Scan the records for the string "label"; copy each line where it occurs.

### LISTED ENTRIES:
——
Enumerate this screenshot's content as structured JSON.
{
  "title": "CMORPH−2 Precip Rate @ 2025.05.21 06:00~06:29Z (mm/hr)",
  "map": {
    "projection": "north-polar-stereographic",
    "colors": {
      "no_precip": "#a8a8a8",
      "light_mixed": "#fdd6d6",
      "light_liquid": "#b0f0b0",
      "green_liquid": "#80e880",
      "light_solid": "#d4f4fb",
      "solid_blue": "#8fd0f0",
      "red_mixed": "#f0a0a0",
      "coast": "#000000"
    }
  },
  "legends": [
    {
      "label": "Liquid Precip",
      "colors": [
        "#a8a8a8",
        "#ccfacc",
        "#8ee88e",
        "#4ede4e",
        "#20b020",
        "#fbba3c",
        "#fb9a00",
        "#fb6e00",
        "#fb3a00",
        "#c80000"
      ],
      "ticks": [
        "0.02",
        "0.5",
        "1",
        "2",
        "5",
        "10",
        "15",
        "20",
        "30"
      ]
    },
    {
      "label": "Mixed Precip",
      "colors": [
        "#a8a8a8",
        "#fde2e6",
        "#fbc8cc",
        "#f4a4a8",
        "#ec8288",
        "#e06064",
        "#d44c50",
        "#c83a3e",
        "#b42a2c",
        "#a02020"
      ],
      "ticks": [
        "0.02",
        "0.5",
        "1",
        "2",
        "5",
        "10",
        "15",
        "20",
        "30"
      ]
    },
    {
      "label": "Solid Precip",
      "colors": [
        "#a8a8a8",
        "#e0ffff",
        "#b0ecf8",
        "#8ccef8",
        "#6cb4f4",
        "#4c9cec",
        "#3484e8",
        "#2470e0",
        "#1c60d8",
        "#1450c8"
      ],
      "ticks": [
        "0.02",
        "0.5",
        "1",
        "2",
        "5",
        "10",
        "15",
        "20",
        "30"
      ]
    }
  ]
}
——
### EXERCISE RESULT:
      "label": "Liquid Precip",
      "label": "Mixed Precip",
      "label": "Solid Precip",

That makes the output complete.